## Material provided
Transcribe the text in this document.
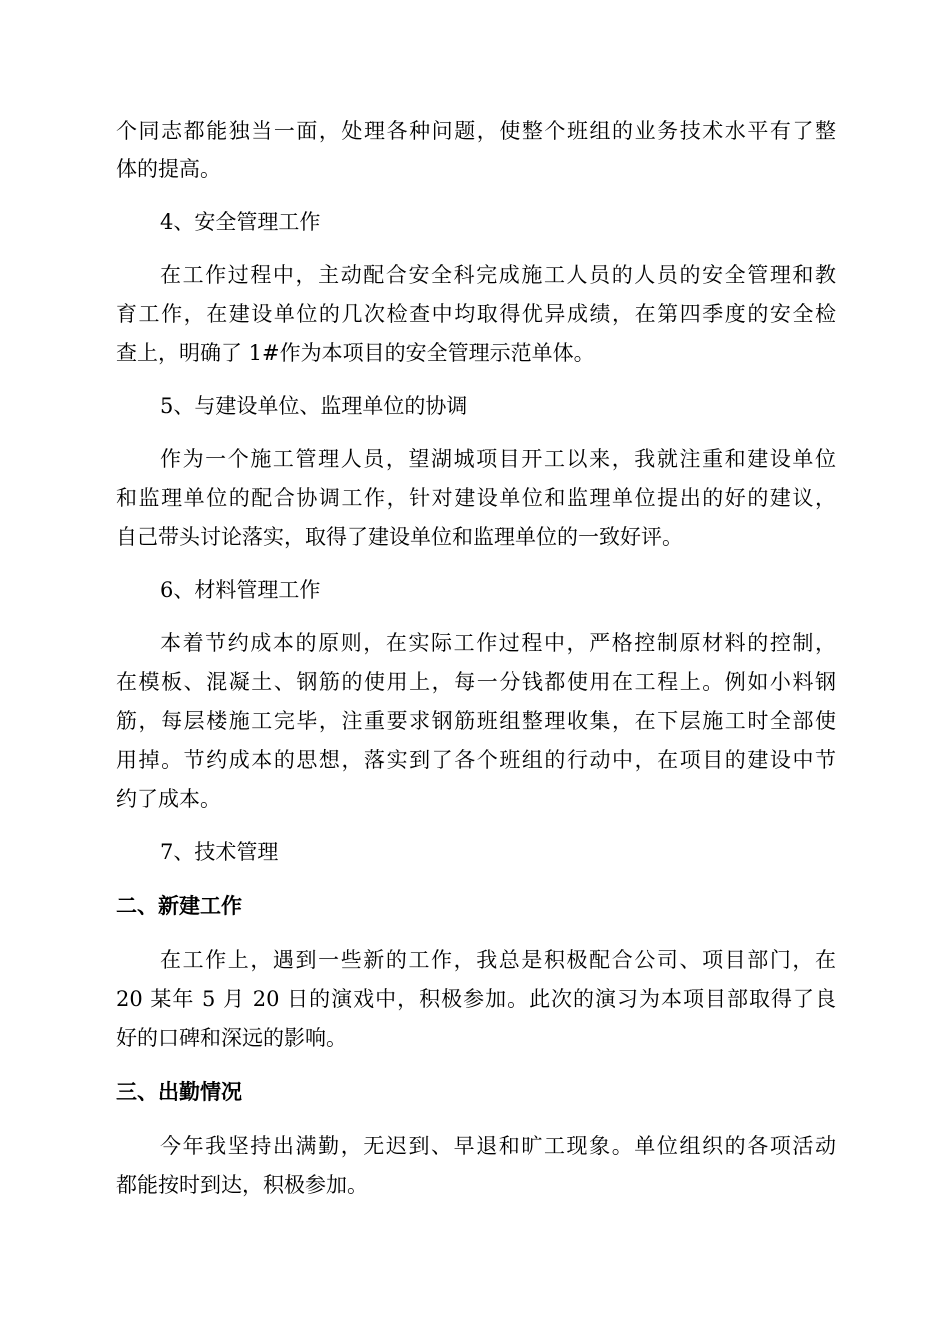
个同志都能独当一面，处理各种问题，使整个班组的业务技术水平有了整
体的提高。
4、安全管理工作
在工作过程中，主动配合安全科完成施工人员的人员的安全管理和教
育工作，在建设单位的几次检查中均取得优异成绩，在第四季度的安全检
查上，明确了 1#作为本项目的安全管理示范单体。
5、与建设单位、监理单位的协调
作为一个施工管理人员，望湖城项目开工以来，我就注重和建设单位
和监理单位的配合协调工作，针对建设单位和监理单位提出的好的建议，
自己带头讨论落实，取得了建设单位和监理单位的一致好评。
6、材料管理工作
本着节约成本的原则，在实际工作过程中，严格控制原材料的控制，
在模板、混凝土、钢筋的使用上，每一分钱都使用在工程上。例如小料钢
筋，每层楼施工完毕，注重要求钢筋班组整理收集，在下层施工时全部使
用掉。节约成本的思想，落实到了各个班组的行动中，在项目的建设中节
约了成本。
7、技术管理
二、新建工作
在工作上，遇到一些新的工作，我总是积极配合公司、项目部门，在
20 某年 5 月 20 日的演戏中，积极参加。此次的演习为本项目部取得了良
好的口碑和深远的影响。
三、出勤情况
今年我坚持出满勤，无迟到、早退和旷工现象。单位组织的各项活动
都能按时到达，积极参加。
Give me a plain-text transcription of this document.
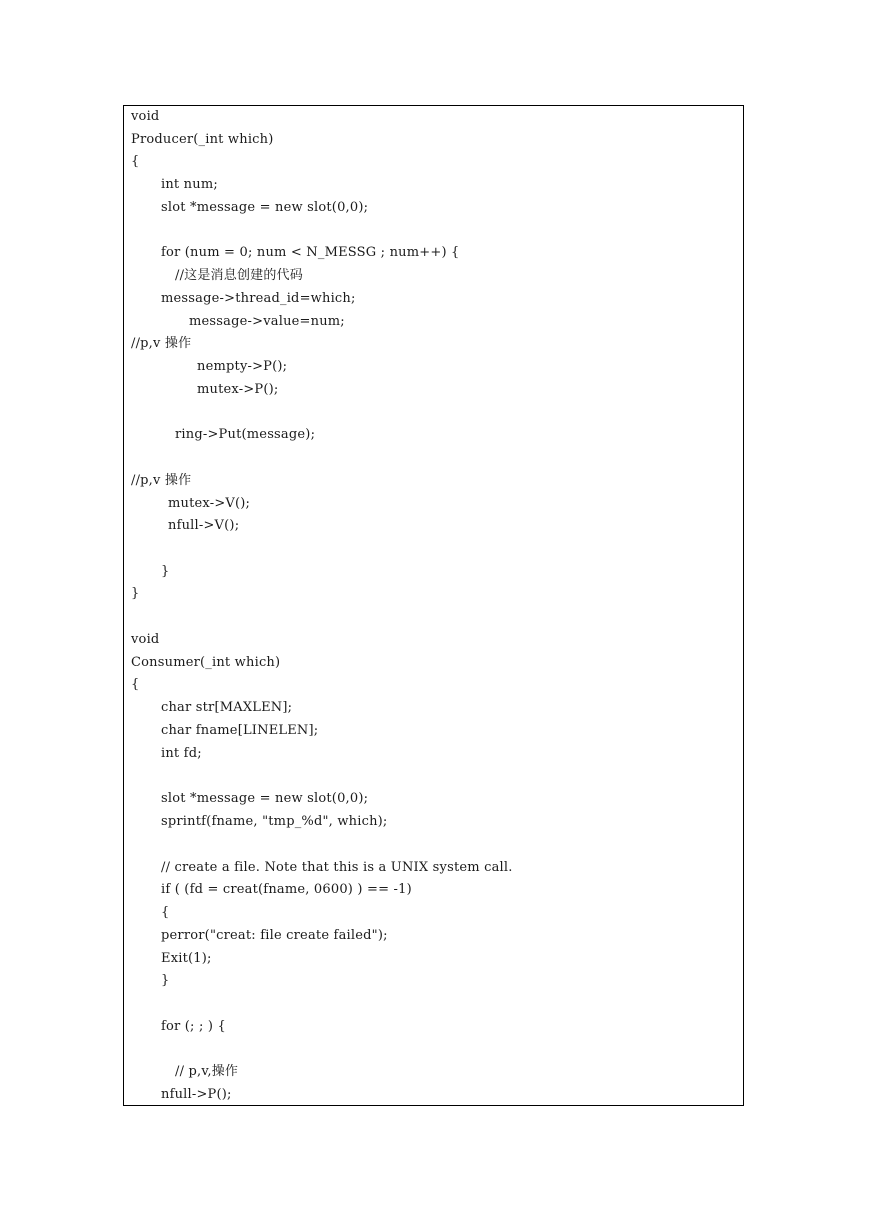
void
Producer(_int which)
{
int num;
slot *message = new slot(0,0);
for (num = 0; num < N_MESSG ; num++) {
//这是消息创建的代码
message->thread_id=which;
message->value=num;
//p,v 操作
nempty->P();
mutex->P();
ring->Put(message);
//p,v 操作
mutex->V();
nfull->V();
}
}
void
Consumer(_int which)
{
char str[MAXLEN];
char fname[LINELEN];
int fd;
slot *message = new slot(0,0);
sprintf(fname, "tmp_%d", which);
// create a file. Note that this is a UNIX system call.
if ( (fd = creat(fname, 0600) ) == -1)
{
perror("creat: file create failed");
Exit(1);
}
for (; ; ) {
// p,v,操作
nfull->P();
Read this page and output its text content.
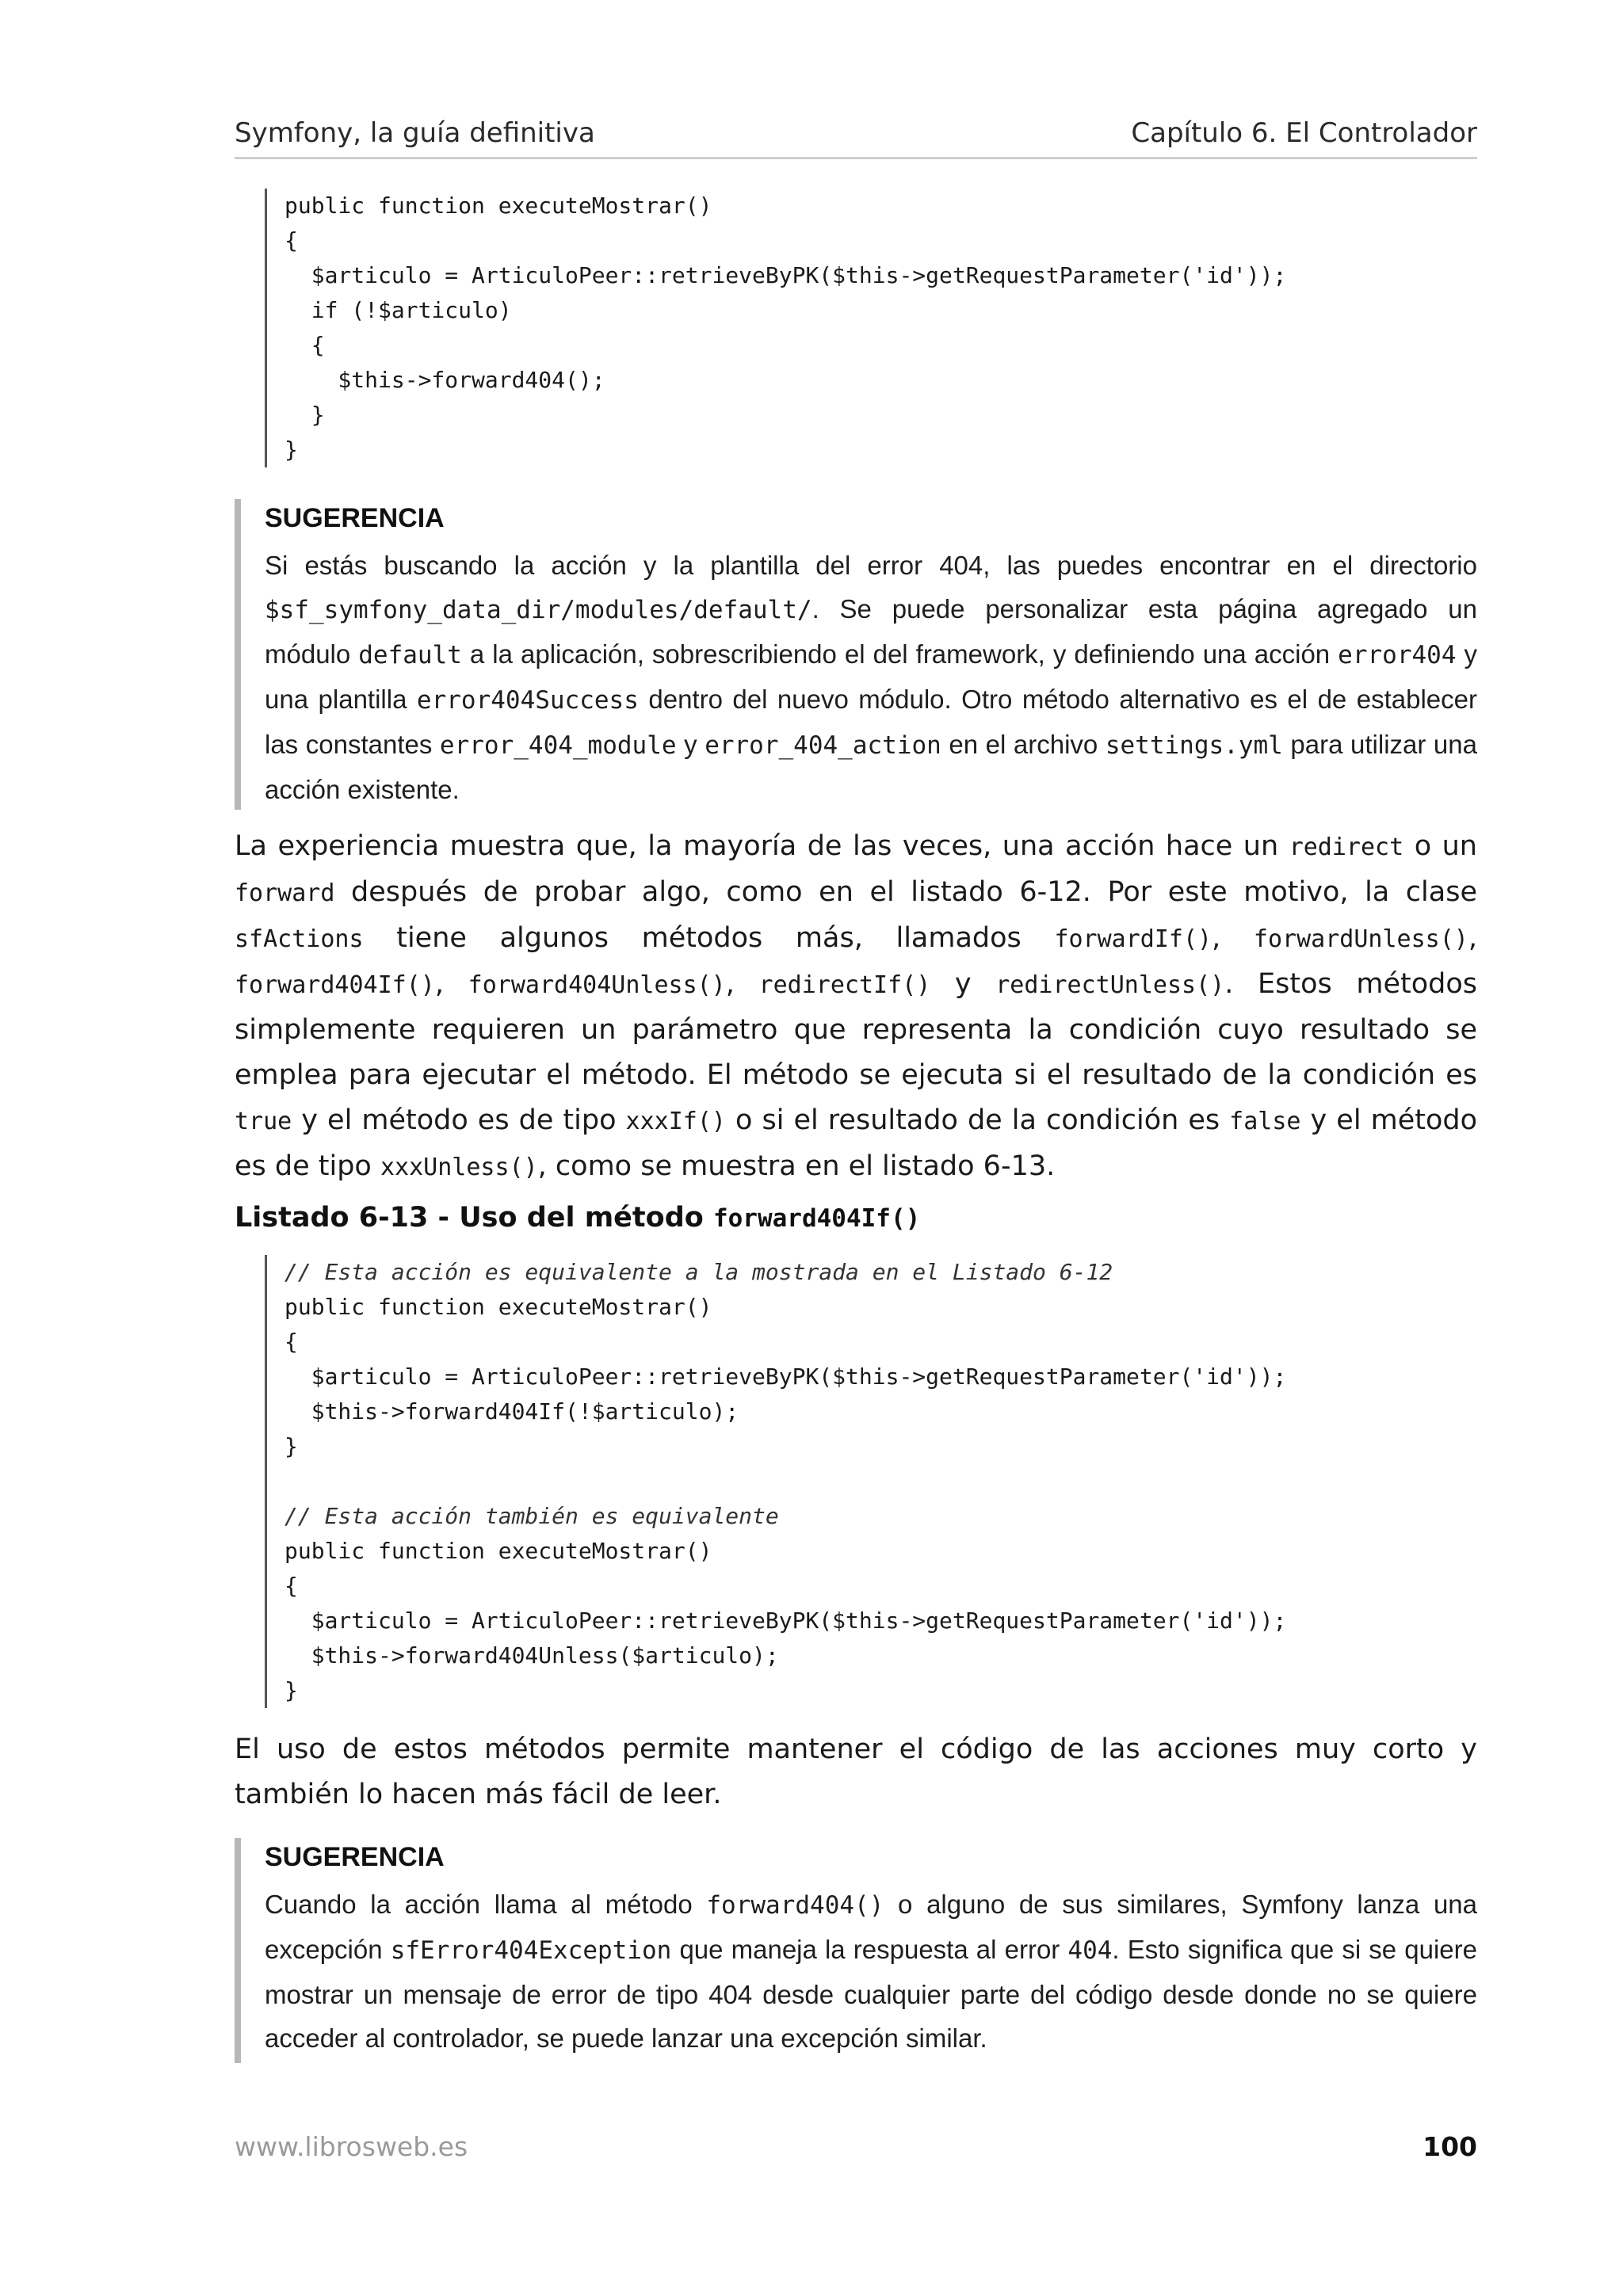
Symfony, la guía definitiva	Capítulo 6. El Controlador
public function executeMostrar()
{
$articulo = ArticuloPeer::retrieveByPK($this->getRequestParameter('id'));
if (!$articulo)
{
$this->forward404();
}
}
SUGERENCIA
Si estás buscando la acción y la plantilla del error 404, las puedes encontrar en el directorio $sf_symfony_data_dir/modules/default/. Se puede personalizar esta página agregado un módulo default a la aplicación, sobrescribiendo el del framework, y definiendo una acción error404 y una plantilla error404Success dentro del nuevo módulo. Otro método alternativo es el de establecer las constantes error_404_module y error_404_action en el archivo settings.yml para utilizar una acción existente.
La experiencia muestra que, la mayoría de las veces, una acción hace un redirect o un forward después de probar algo, como en el listado 6-12. Por este motivo, la clase sfActions tiene algunos métodos más, llamados forwardIf(), forwardUnless(), forward404If(), forward404Unless(), redirectIf() y redirectUnless(). Estos métodos simplemente requieren un parámetro que representa la condición cuyo resultado se emplea para ejecutar el método. El método se ejecuta si el resultado de la condición es true y el método es de tipo xxxIf() o si el resultado de la condición es false y el método es de tipo xxxUnless(), como se muestra en el listado 6-13.
Listado 6-13 - Uso del método forward404If()
// Esta acción es equivalente a la mostrada en el Listado 6-12
public function executeMostrar()
{
$articulo = ArticuloPeer::retrieveByPK($this->getRequestParameter('id'));
$this->forward404If(!$articulo);
}
// Esta acción también es equivalente
public function executeMostrar()
{
$articulo = ArticuloPeer::retrieveByPK($this->getRequestParameter('id'));
$this->forward404Unless($articulo);
}
El uso de estos métodos permite mantener el código de las acciones muy corto y también lo hacen más fácil de leer.
SUGERENCIA
Cuando la acción llama al método forward404() o alguno de sus similares, Symfony lanza una excepción sfError404Exception que maneja la respuesta al error 404. Esto significa que si se quiere mostrar un mensaje de error de tipo 404 desde cualquier parte del código desde donde no se quiere acceder al controlador, se puede lanzar una excepción similar.
www.librosweb.es	100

## What you have to do
Pictures in the records above are left out; print everything else exactly as written.

## Solved exercise
Transcribe the text in this document.
个同志都能独当一面，处理各种问题，使整个班组的业务技术水平有了整
体的提高。
4、安全管理工作
在工作过程中，主动配合安全科完成施工人员的人员的安全管理和教
育工作，在建设单位的几次检查中均取得优异成绩，在第四季度的安全检
查上，明确了 1#作为本项目的安全管理示范单体。
5、与建设单位、监理单位的协调
作为一个施工管理人员，望湖城项目开工以来，我就注重和建设单位
和监理单位的配合协调工作，针对建设单位和监理单位提出的好的建议，
自己带头讨论落实，取得了建设单位和监理单位的一致好评。
6、材料管理工作
本着节约成本的原则，在实际工作过程中，严格控制原材料的控制，
在模板、混凝土、钢筋的使用上，每一分钱都使用在工程上。例如小料钢
筋，每层楼施工完毕，注重要求钢筋班组整理收集，在下层施工时全部使
用掉。节约成本的思想，落实到了各个班组的行动中，在项目的建设中节
约了成本。
7、技术管理
二、新建工作
在工作上，遇到一些新的工作，我总是积极配合公司、项目部门，在
20 某年 5 月 20 日的演戏中，积极参加。此次的演习为本项目部取得了良
好的口碑和深远的影响。
三、出勤情况
今年我坚持出满勤，无迟到、早退和旷工现象。单位组织的各项活动
都能按时到达，积极参加。
Give me a plain-text transcription of this document.
void
Producer(_int which)
{
int num;
slot *message = new slot(0,0);
for (num = 0; num < N_MESSG ; num++) {
//这是消息创建的代码
message->thread_id=which;
message->value=num;
//p,v 操作
nempty->P();
mutex->P();
ring->Put(message);
//p,v 操作
mutex->V();
nfull->V();
}
}
void
Consumer(_int which)
{
char str[MAXLEN];
char fname[LINELEN];
int fd;
slot *message = new slot(0,0);
sprintf(fname, "tmp_%d", which);
// create a file. Note that this is a UNIX system call.
if ( (fd = creat(fname, 0600) ) == -1)
{
perror("creat: file create failed");
Exit(1);
}
for (; ; ) {
// p,v,操作
nfull->P();
Read this page and output its text content.
Symfony, la guía definitiva	Capítulo 6. El Controlador
public function executeMostrar()
{
$articulo = ArticuloPeer::retrieveByPK($this->getRequestParameter('id'));
if (!$articulo)
{
$this->forward404();
}
}
SUGERENCIA
Si estás buscando la acción y la plantilla del error 404, las puedes encontrar en el directorio $sf_symfony_data_dir/modules/default/. Se puede personalizar esta página agregado un módulo default a la aplicación, sobrescribiendo el del framework, y definiendo una acción error404 y una plantilla error404Success dentro del nuevo módulo. Otro método alternativo es el de establecer las constantes error_404_module y error_404_action en el archivo settings.yml para utilizar una acción existente.
La experiencia muestra que, la mayoría de las veces, una acción hace un redirect o un forward después de probar algo, como en el listado 6-12. Por este motivo, la clase sfActions tiene algunos métodos más, llamados forwardIf(), forwardUnless(), forward404If(), forward404Unless(), redirectIf() y redirectUnless(). Estos métodos simplemente requieren un parámetro que representa la condición cuyo resultado se emplea para ejecutar el método. El método se ejecuta si el resultado de la condición es true y el método es de tipo xxxIf() o si el resultado de la condición es false y el método es de tipo xxxUnless(), como se muestra en el listado 6-13.
Listado 6-13 - Uso del método forward404If()
// Esta acción es equivalente a la mostrada en el Listado 6-12
public function executeMostrar()
{
$articulo = ArticuloPeer::retrieveByPK($this->getRequestParameter('id'));
$this->forward404If(!$articulo);
}
// Esta acción también es equivalente
public function executeMostrar()
{
$articulo = ArticuloPeer::retrieveByPK($this->getRequestParameter('id'));
$this->forward404Unless($articulo);
}
El uso de estos métodos permite mantener el código de las acciones muy corto y también lo hacen más fácil de leer.
SUGERENCIA
Cuando la acción llama al método forward404() o alguno de sus similares, Symfony lanza una excepción sfError404Exception que maneja la respuesta al error 404. Esto significa que si se quiere mostrar un mensaje de error de tipo 404 desde cualquier parte del código desde donde no se quiere acceder al controlador, se puede lanzar una excepción similar.
www.librosweb.es	100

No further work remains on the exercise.